Exercise instructions »
• a. Copy the part of the passage on disclosure of adverse events that starts at "More recently legislation" and ends at "system throughout Canada.".
• b. For each statement, answer yes or no according to the passage on disclosure of adverse events, and quote the words of the passage that decide it: (i) Apology Legislation is available in all 13 jurisprudences. (ii) The Quality of Care Information Protection Act in Ontario dates from 2004. (iii) The Act sets specific penalties for noncompliance related to disclosing quality of care information.
Segment Start: Text under study
In healthcare, disclosure of adverse events to the patient is both an ethical and legal requirement (5, 6). The law of tort will find physicians negligent if a proper and timely disclosure of adverse event is not given to the patient as expected of a reasonable physician (7, 8). There are general privacy statutes and some specific statutes like the Personal Health Information Act and Apology Legislation (9) that protects what information can be admissible in court. Apology Legislation is available in 10 of 13 jurisprudences. This makes an apology inadmissible in court as an evidence of fault or for determination of liability.
More recently legislation promoting patient safety frameworks are created in some provincial/territorial level, for example Quality of Care Information Protection Act, 2004 (“QCIPA”) in Ontario. These new legislations are created to protect quality of care information from being used in civil litigation. The Act also has specific penalties for noncompliance related to disclosing quality of care information. In recent cases (10, 11) the court acknowledged and upheld the qualified/statutory privilege of shielding information for activities of quality assurance and patient safety. This is a very important and positive move by the legal system to support patient safety initiatives that requires more comprehensive reporting of medical errors or near misses, systematic analysis and learning from errors and sharing of this information to improve the healthcare delivery system throughout Canada.
Segment End: Text under study
Segment Start: Information supplied
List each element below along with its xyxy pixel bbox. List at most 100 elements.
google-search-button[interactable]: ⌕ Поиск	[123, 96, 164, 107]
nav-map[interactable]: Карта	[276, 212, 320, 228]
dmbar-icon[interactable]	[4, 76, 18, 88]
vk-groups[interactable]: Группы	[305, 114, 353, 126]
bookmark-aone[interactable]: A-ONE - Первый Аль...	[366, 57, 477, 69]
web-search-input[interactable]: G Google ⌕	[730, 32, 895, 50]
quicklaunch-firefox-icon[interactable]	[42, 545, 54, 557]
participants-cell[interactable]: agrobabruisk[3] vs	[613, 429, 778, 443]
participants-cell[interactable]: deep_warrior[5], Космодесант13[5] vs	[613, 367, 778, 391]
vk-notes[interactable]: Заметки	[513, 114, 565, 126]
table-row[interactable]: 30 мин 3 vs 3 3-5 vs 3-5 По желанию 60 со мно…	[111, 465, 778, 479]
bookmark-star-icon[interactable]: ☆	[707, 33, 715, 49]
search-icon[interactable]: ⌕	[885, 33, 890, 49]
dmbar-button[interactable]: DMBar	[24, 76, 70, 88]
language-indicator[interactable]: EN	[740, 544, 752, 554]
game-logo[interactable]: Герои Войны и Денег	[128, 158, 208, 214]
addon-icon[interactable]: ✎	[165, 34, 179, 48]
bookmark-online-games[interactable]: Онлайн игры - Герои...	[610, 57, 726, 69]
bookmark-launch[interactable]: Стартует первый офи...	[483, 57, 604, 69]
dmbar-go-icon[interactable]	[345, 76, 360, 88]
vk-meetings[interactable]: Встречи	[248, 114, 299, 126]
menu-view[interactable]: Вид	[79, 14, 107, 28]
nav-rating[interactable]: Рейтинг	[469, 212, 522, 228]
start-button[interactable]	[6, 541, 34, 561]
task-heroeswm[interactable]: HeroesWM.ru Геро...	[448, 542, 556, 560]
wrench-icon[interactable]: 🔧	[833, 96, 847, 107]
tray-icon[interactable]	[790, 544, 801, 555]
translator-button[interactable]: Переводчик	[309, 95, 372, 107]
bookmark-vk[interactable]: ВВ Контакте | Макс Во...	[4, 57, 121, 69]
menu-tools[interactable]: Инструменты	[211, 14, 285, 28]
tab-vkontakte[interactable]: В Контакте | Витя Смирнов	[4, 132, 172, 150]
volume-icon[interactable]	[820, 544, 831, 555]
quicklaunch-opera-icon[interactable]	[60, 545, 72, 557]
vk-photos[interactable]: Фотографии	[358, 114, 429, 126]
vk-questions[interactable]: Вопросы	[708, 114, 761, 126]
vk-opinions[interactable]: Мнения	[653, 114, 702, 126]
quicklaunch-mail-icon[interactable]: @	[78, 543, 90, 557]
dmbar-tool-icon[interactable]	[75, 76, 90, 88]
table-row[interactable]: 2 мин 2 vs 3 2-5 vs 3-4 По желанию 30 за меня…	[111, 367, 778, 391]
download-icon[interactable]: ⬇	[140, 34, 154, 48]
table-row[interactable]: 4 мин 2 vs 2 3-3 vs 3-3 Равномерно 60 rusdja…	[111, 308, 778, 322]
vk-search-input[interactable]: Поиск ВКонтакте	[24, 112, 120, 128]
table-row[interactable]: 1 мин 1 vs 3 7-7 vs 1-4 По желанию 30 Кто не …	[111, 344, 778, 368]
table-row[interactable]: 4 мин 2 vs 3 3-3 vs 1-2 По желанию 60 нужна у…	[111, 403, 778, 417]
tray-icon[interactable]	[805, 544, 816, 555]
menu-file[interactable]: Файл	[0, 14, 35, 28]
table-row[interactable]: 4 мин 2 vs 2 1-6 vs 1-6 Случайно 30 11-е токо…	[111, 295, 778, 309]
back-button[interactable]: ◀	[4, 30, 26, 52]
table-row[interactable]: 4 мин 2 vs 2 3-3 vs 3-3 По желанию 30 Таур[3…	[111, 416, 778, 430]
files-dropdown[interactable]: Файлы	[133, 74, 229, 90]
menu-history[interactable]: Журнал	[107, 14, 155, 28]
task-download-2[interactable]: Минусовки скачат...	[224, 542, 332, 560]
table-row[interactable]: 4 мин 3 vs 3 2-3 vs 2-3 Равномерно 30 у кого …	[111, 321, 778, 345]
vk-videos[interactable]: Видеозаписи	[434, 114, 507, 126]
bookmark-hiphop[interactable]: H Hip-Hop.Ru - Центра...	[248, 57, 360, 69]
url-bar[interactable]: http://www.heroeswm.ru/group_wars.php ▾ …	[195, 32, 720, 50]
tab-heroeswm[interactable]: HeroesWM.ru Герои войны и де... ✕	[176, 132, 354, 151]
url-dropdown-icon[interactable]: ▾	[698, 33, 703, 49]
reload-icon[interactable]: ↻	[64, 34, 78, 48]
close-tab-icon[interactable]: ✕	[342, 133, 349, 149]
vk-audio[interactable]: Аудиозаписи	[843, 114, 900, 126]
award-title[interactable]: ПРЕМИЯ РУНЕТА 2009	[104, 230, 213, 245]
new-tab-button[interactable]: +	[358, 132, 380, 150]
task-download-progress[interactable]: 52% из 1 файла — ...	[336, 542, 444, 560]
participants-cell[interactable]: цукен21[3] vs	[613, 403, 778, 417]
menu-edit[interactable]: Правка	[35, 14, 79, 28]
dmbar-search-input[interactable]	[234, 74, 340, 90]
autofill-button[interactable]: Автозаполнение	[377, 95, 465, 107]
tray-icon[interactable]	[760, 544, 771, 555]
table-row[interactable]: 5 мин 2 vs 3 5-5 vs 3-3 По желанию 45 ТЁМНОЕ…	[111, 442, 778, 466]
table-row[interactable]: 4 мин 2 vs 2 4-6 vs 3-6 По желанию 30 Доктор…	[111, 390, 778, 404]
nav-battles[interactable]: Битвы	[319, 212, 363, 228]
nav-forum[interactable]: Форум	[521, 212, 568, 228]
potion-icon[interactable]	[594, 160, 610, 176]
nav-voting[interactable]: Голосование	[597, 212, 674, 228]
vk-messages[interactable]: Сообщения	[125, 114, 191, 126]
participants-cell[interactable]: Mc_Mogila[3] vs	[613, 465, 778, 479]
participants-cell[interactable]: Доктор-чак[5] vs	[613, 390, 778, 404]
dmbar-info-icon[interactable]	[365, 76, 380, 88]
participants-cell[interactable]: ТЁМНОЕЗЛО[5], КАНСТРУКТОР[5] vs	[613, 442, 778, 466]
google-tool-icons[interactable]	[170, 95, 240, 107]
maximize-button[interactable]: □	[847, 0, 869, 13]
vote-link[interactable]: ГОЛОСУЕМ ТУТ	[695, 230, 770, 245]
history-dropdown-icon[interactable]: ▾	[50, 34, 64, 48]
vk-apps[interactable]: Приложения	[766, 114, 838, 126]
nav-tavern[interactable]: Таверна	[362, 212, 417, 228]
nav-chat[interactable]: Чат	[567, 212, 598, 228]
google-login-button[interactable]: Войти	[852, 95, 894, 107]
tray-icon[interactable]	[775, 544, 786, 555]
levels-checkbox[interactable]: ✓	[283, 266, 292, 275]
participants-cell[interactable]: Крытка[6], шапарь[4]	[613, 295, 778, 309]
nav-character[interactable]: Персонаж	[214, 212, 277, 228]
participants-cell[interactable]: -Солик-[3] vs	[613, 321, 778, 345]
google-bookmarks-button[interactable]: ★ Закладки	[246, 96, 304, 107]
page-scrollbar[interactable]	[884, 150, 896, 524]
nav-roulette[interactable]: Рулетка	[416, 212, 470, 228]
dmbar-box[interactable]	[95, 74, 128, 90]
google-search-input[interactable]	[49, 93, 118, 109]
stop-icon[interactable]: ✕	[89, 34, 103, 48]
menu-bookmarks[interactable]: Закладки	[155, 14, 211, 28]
Segment End: Information supplied
List of solutions »
• a.
More recently legislation promoting patient safety frameworks are created in some provincial/territorial level, for example Quality of Care Information Protection Act, 2004 (“QCIPA”) in Ontario. These new legislations are created to protect quality of care information from being used in civil litigation. The Act also has specific penalties for noncompliance related to disclosing quality of care information. In recent cases (10, 11) the court acknowledged and upheld the qualified/statutory privilege of shielding information for activities of quality assurance and patient safety. This is a very important and positive move by the legal system to support patient safety initiatives that requires more comprehensive reporting of medical errors or near misses, systematic analysis and learning from errors and sharing of this information to improve the healthcare delivery system throughout Canada.

• b.
(i) No: "Apology Legislation is available in 10 of 13 jurisprudences."
(ii) Yes: "Quality of Care Information Protection Act, 2004 (“QCIPA”) in Ontario"
(iii) Yes: "The Act also has specific penalties for noncompliance related to disclosing quality of care information."